# start of RECORD EXTRACTS
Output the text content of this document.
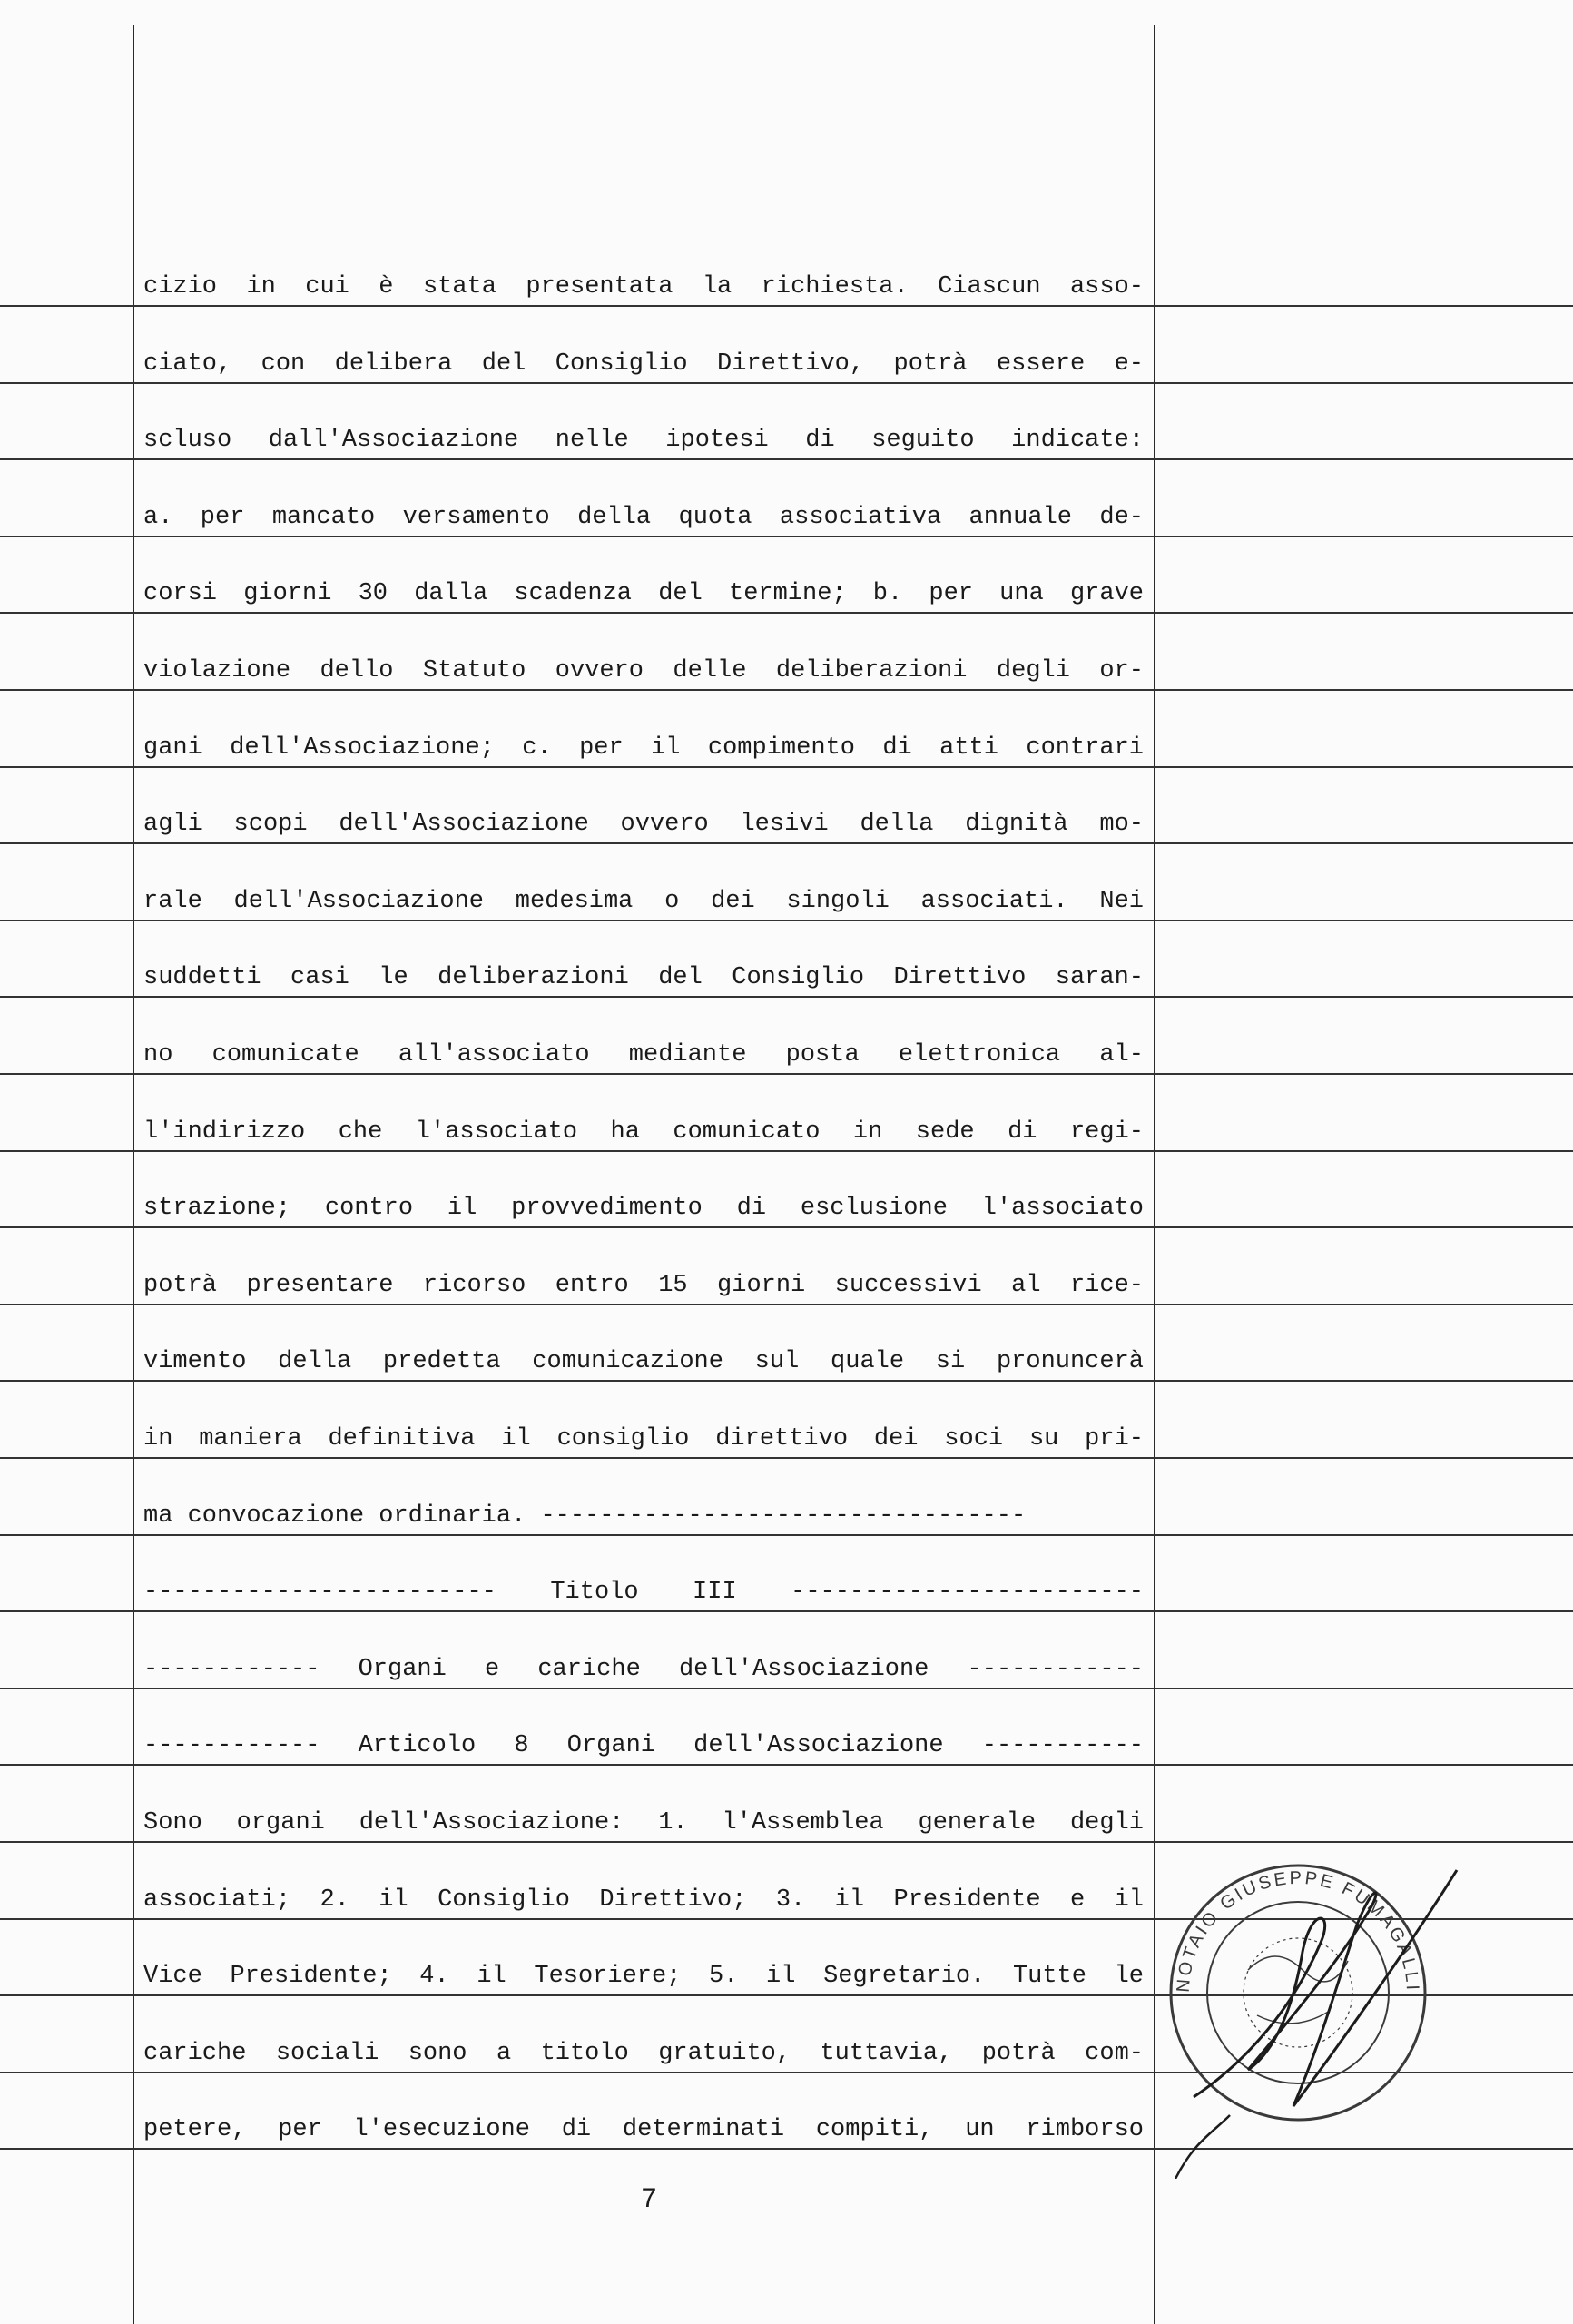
cizio in cui è stata presentata la richiesta. Ciascun asso-
ciato, con delibera del Consiglio Direttivo, potrà essere e-
scluso dall'Associazione nelle ipotesi di seguito indicate:
a. per mancato versamento della quota associativa annuale de-
corsi giorni 30 dalla scadenza del termine; b. per una grave
violazione dello Statuto ovvero delle deliberazioni degli or-
gani dell'Associazione; c. per il compimento di atti contrari
agli scopi dell'Associazione ovvero lesivi della dignità mo-
rale dell'Associazione medesima o dei singoli associati. Nei
suddetti casi le deliberazioni del Consiglio Direttivo saran-
no comunicate all'associato mediante posta elettronica al-
l'indirizzo che l'associato ha comunicato in sede di regi-
strazione; contro il provvedimento di esclusione l'associato
potrà presentare ricorso entro 15 giorni successivi al rice-
vimento della predetta comunicazione sul quale si pronuncerà
in maniera definitiva il consiglio direttivo dei soci su pri-
ma convocazione ordinaria. ---------------------------------
------------------------ Titolo III ------------------------
------------ Organi e cariche dell'Associazione ------------
------------ Articolo 8 Organi dell'Associazione -----------
Sono organi dell'Associazione: 1. l'Assemblea generale degli
associati; 2. il Consiglio Direttivo; 3. il Presidente e il
Vice Presidente; 4. il Tesoriere; 5. il Segretario. Tutte le
cariche sociali sono a titolo gratuito, tuttavia, potrà com-
petere, per l'esecuzione di determinati compiti, un rimborso
7
NOTAIO GIUSEPPE FUMAGALLI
# end of RECORD EXTRACTS
[WHAT IS REQUIRED]: Find all lines with "potrà" in them and copy each one.

[EXERCISE ANSWER]:
ciato, con delibera del Consiglio Direttivo, potrà essere e-
potrà presentare ricorso entro 15 giorni successivi al rice-
cariche sociali sono a titolo gratuito, tuttavia, potrà com-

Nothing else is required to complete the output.